### WRITTEN EXERCISE
Print the entries below word for word; the pictures stay out of your copy.

■ ■ ■ ■

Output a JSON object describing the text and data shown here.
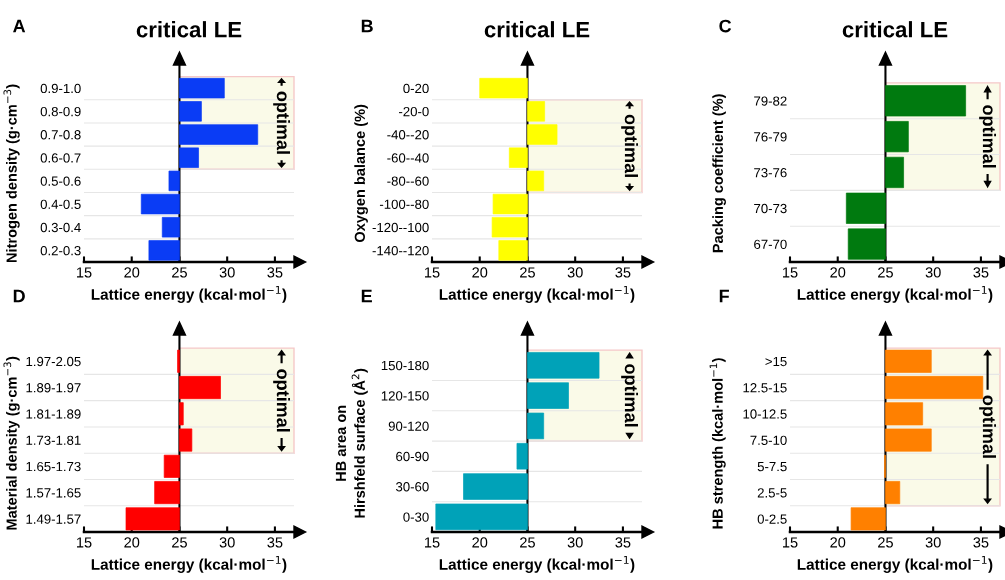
{
  "chart_data": [
    {
      "type": "bar",
      "orientation": "horizontal",
      "title": "critical LE",
      "annotations": [
        "A"
      ],
      "xlabel": "Lattice energy (kcal·mol$^{−1}$)",
      "ylabel": "Nitrogen density (g·cm$^{−3}$)",
      "categories": [
        "0.9-1.0",
        "0.8-0.9",
        "0.7-0.8",
        "0.6-0.7",
        "0.5-0.6",
        "0.4-0.5",
        "0.3-0.4",
        "0.2-0.3"
      ],
      "base": [
        25,
        25,
        25,
        25,
        25,
        25,
        25,
        25
      ],
      "values": [
        4.7,
        2.3,
        8.2,
        2.0,
        -1.1,
        -4.0,
        -1.8,
        -3.2
      ],
      "color": "#0a3cf5",
      "xlim": [
        15,
        37
      ],
      "xticks": [
        15,
        20,
        25,
        30,
        35
      ],
      "grid": "y",
      "bands": [
        {
          "axis": "y",
          "from": "0.6-0.7",
          "to": "0.9-1.0",
          "label": "optimal",
          "color": "#fafae8"
        }
      ],
      "ref_lines": [
        {
          "axis": "x",
          "value": 25,
          "color": "#000000"
        }
      ]
    },
    {
      "type": "bar",
      "orientation": "horizontal",
      "title": "critical LE",
      "annotations": [
        "B"
      ],
      "xlabel": "Lattice energy (kcal·mol$^{−1}$)",
      "ylabel": "Oxygen balance (%)",
      "categories": [
        "0-20",
        "-20-0",
        "-40--20",
        "-60--40",
        "-80--60",
        "-100--80",
        "-120--100",
        "-140--120"
      ],
      "base": [
        25,
        25,
        25,
        25,
        25,
        25,
        25,
        25
      ],
      "values": [
        -5.0,
        1.8,
        3.1,
        -1.9,
        1.7,
        -3.6,
        -3.7,
        -3.0
      ],
      "color": "#ffff00",
      "xlim": [
        15,
        37
      ],
      "xticks": [
        15,
        20,
        25,
        30,
        35
      ],
      "grid": "y",
      "bands": [
        {
          "axis": "y",
          "from": "-80--60",
          "to": "-20-0",
          "label": "optimal",
          "color": "#fafae8"
        }
      ],
      "ref_lines": [
        {
          "axis": "x",
          "value": 25,
          "color": "#000000"
        }
      ]
    },
    {
      "type": "bar",
      "orientation": "horizontal",
      "title": "critical LE",
      "annotations": [
        "C"
      ],
      "xlabel": "Lattice energy (kcal·mol$^{−1}$)",
      "ylabel": "Packing coefficient (%)",
      "categories": [
        "79-82",
        "76-79",
        "73-76",
        "70-73",
        "67-70"
      ],
      "base": [
        25,
        25,
        25,
        25,
        25
      ],
      "values": [
        8.4,
        2.4,
        1.9,
        -4.1,
        -3.9
      ],
      "color": "#007a0f",
      "xlim": [
        15,
        37
      ],
      "xticks": [
        15,
        20,
        25,
        30,
        35
      ],
      "grid": "y",
      "bands": [
        {
          "axis": "y",
          "from": "73-76",
          "to": "79-82",
          "label": "optimal",
          "color": "#fafae8"
        }
      ],
      "ref_lines": [
        {
          "axis": "x",
          "value": 25,
          "color": "#000000"
        }
      ]
    },
    {
      "type": "bar",
      "orientation": "horizontal",
      "annotations": [
        "D"
      ],
      "xlabel": "Lattice energy (kcal·mol$^{−1}$)",
      "ylabel": "Material density (g·cm$^{−3}$)",
      "categories": [
        "1.97-2.05",
        "1.89-1.97",
        "1.81-1.89",
        "1.73-1.81",
        "1.65-1.73",
        "1.57-1.65",
        "1.49-1.57"
      ],
      "base": [
        25,
        25,
        25,
        25,
        25,
        25,
        25
      ],
      "values": [
        -0.2,
        4.3,
        0.4,
        1.3,
        -1.6,
        -2.6,
        -5.6
      ],
      "color": "#ff0000",
      "xlim": [
        15,
        37
      ],
      "xticks": [
        15,
        20,
        25,
        30,
        35
      ],
      "grid": "y",
      "bands": [
        {
          "axis": "y",
          "from": "1.73-1.81",
          "to": "1.97-2.05",
          "label": "optimal",
          "color": "#fafae8"
        }
      ],
      "ref_lines": [
        {
          "axis": "x",
          "value": 25,
          "color": "#000000"
        }
      ]
    },
    {
      "type": "bar",
      "orientation": "horizontal",
      "annotations": [
        "E"
      ],
      "xlabel": "Lattice energy (kcal·mol$^{−1}$)",
      "ylabel": "HB area on\nHirshfeld surface (Å$^{2}$)",
      "categories": [
        "150-180",
        "120-150",
        "90-120",
        "60-90",
        "30-60",
        "0-30"
      ],
      "base": [
        25,
        25,
        25,
        25,
        25,
        25
      ],
      "values": [
        7.5,
        4.3,
        1.7,
        -1.1,
        -6.7,
        -9.6
      ],
      "color": "#00a2b8",
      "xlim": [
        15,
        37
      ],
      "xticks": [
        15,
        20,
        25,
        30,
        35
      ],
      "grid": "y",
      "bands": [
        {
          "axis": "y",
          "from": "90-120",
          "to": "150-180",
          "label": "optimal",
          "color": "#fafae8"
        }
      ],
      "ref_lines": [
        {
          "axis": "x",
          "value": 25,
          "color": "#000000"
        }
      ]
    },
    {
      "type": "bar",
      "orientation": "horizontal",
      "annotations": [
        "F"
      ],
      "xlabel": "Lattice energy (kcal·mol$^{−1}$)",
      "ylabel": "HB strength (kcal·mol$^{−1}$)",
      "categories": [
        ">15",
        "12.5-15",
        "10-12.5",
        "7.5-10",
        "5-7.5",
        "2.5-5",
        "0-2.5"
      ],
      "base": [
        25,
        25,
        25,
        25,
        25,
        25,
        25
      ],
      "values": [
        4.8,
        10.2,
        3.9,
        4.8,
        -0.1,
        1.5,
        -3.6
      ],
      "color": "#ff8000",
      "xlim": [
        15,
        37
      ],
      "xticks": [
        15,
        20,
        25,
        30,
        35
      ],
      "grid": "y",
      "bands": [
        {
          "axis": "y",
          "from": "2.5-5",
          "to": ">15",
          "label": "optimal",
          "color": "#fafae8"
        }
      ],
      "ref_lines": [
        {
          "axis": "x",
          "value": 25,
          "color": "#000000"
        }
      ]
    }
  ]
}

■ ■ ■ ■

### CORRECT RESULT
Output a JSON object describing the text and data shown here.
{
  "chart_data": [
    {
      "type": "bar",
      "orientation": "horizontal",
      "title": "critical LE",
      "annotations": [
        "A"
      ],
      "xlabel": "Lattice energy (kcal·mol$^{−1}$)",
      "ylabel": "Nitrogen density (g·cm$^{−3}$)",
      "categories": [
        "0.9-1.0",
        "0.8-0.9",
        "0.7-0.8",
        "0.6-0.7",
        "0.5-0.6",
        "0.4-0.5",
        "0.3-0.4",
        "0.2-0.3"
      ],
      "base": [
        25,
        25,
        25,
        25,
        25,
        25,
        25,
        25
      ],
      "values": [
        4.7,
        2.3,
        8.2,
        2.0,
        -1.1,
        -4.0,
        -1.8,
        -3.2
      ],
      "color": "#0a3cf5",
      "xlim": [
        15,
        37
      ],
      "xticks": [
        15,
        20,
        25,
        30,
        35
      ],
      "grid": "y",
      "bands": [
        {
          "axis": "y",
          "from": "0.6-0.7",
          "to": "0.9-1.0",
          "label": "optimal",
          "color": "#fafae8"
        }
      ],
      "ref_lines": [
        {
          "axis": "x",
          "value": 25,
          "color": "#000000"
        }
      ]
    },
    {
      "type": "bar",
      "orientation": "horizontal",
      "title": "critical LE",
      "annotations": [
        "B"
      ],
      "xlabel": "Lattice energy (kcal·mol$^{−1}$)",
      "ylabel": "Oxygen balance (%)",
      "categories": [
        "0-20",
        "-20-0",
        "-40--20",
        "-60--40",
        "-80--60",
        "-100--80",
        "-120--100",
        "-140--120"
      ],
      "base": [
        25,
        25,
        25,
        25,
        25,
        25,
        25,
        25
      ],
      "values": [
        -5.0,
        1.8,
        3.1,
        -1.9,
        1.7,
        -3.6,
        -3.7,
        -3.0
      ],
      "color": "#ffff00",
      "xlim": [
        15,
        37
      ],
      "xticks": [
        15,
        20,
        25,
        30,
        35
      ],
      "grid": "y",
      "bands": [
        {
          "axis": "y",
          "from": "-80--60",
          "to": "-20-0",
          "label": "optimal",
          "color": "#fafae8"
        }
      ],
      "ref_lines": [
        {
          "axis": "x",
          "value": 25,
          "color": "#000000"
        }
      ]
    },
    {
      "type": "bar",
      "orientation": "horizontal",
      "title": "critical LE",
      "annotations": [
        "C"
      ],
      "xlabel": "Lattice energy (kcal·mol$^{−1}$)",
      "ylabel": "Packing coefficient (%)",
      "categories": [
        "79-82",
        "76-79",
        "73-76",
        "70-73",
        "67-70"
      ],
      "base": [
        25,
        25,
        25,
        25,
        25
      ],
      "values": [
        8.4,
        2.4,
        1.9,
        -4.1,
        -3.9
      ],
      "color": "#007a0f",
      "xlim": [
        15,
        37
      ],
      "xticks": [
        15,
        20,
        25,
        30,
        35
      ],
      "grid": "y",
      "bands": [
        {
          "axis": "y",
          "from": "73-76",
          "to": "79-82",
          "label": "optimal",
          "color": "#fafae8"
        }
      ],
      "ref_lines": [
        {
          "axis": "x",
          "value": 25,
          "color": "#000000"
        }
      ]
    },
    {
      "type": "bar",
      "orientation": "horizontal",
      "annotations": [
        "D"
      ],
      "xlabel": "Lattice energy (kcal·mol$^{−1}$)",
      "ylabel": "Material density (g·cm$^{−3}$)",
      "categories": [
        "1.97-2.05",
        "1.89-1.97",
        "1.81-1.89",
        "1.73-1.81",
        "1.65-1.73",
        "1.57-1.65",
        "1.49-1.57"
      ],
      "base": [
        25,
        25,
        25,
        25,
        25,
        25,
        25
      ],
      "values": [
        -0.2,
        4.3,
        0.4,
        1.3,
        -1.6,
        -2.6,
        -5.6
      ],
      "color": "#ff0000",
      "xlim": [
        15,
        37
      ],
      "xticks": [
        15,
        20,
        25,
        30,
        35
      ],
      "grid": "y",
      "bands": [
        {
          "axis": "y",
          "from": "1.73-1.81",
          "to": "1.97-2.05",
          "label": "optimal",
          "color": "#fafae8"
        }
      ],
      "ref_lines": [
        {
          "axis": "x",
          "value": 25,
          "color": "#000000"
        }
      ]
    },
    {
      "type": "bar",
      "orientation": "horizontal",
      "annotations": [
        "E"
      ],
      "xlabel": "Lattice energy (kcal·mol$^{−1}$)",
      "ylabel": "HB area on\nHirshfeld surface (Å$^{2}$)",
      "categories": [
        "150-180",
        "120-150",
        "90-120",
        "60-90",
        "30-60",
        "0-30"
      ],
      "base": [
        25,
        25,
        25,
        25,
        25,
        25
      ],
      "values": [
        7.5,
        4.3,
        1.7,
        -1.1,
        -6.7,
        -9.6
      ],
      "color": "#00a2b8",
      "xlim": [
        15,
        37
      ],
      "xticks": [
        15,
        20,
        25,
        30,
        35
      ],
      "grid": "y",
      "bands": [
        {
          "axis": "y",
          "from": "90-120",
          "to": "150-180",
          "label": "optimal",
          "color": "#fafae8"
        }
      ],
      "ref_lines": [
        {
          "axis": "x",
          "value": 25,
          "color": "#000000"
        }
      ]
    },
    {
      "type": "bar",
      "orientation": "horizontal",
      "annotations": [
        "F"
      ],
      "xlabel": "Lattice energy (kcal·mol$^{−1}$)",
      "ylabel": "HB strength (kcal·mol$^{−1}$)",
      "categories": [
        ">15",
        "12.5-15",
        "10-12.5",
        "7.5-10",
        "5-7.5",
        "2.5-5",
        "0-2.5"
      ],
      "base": [
        25,
        25,
        25,
        25,
        25,
        25,
        25
      ],
      "values": [
        4.8,
        10.2,
        3.9,
        4.8,
        -0.1,
        1.5,
        -3.6
      ],
      "color": "#ff8000",
      "xlim": [
        15,
        37
      ],
      "xticks": [
        15,
        20,
        25,
        30,
        35
      ],
      "grid": "y",
      "bands": [
        {
          "axis": "y",
          "from": "2.5-5",
          "to": ">15",
          "label": "optimal",
          "color": "#fafae8"
        }
      ],
      "ref_lines": [
        {
          "axis": "x",
          "value": 25,
          "color": "#000000"
        }
      ]
    }
  ]
}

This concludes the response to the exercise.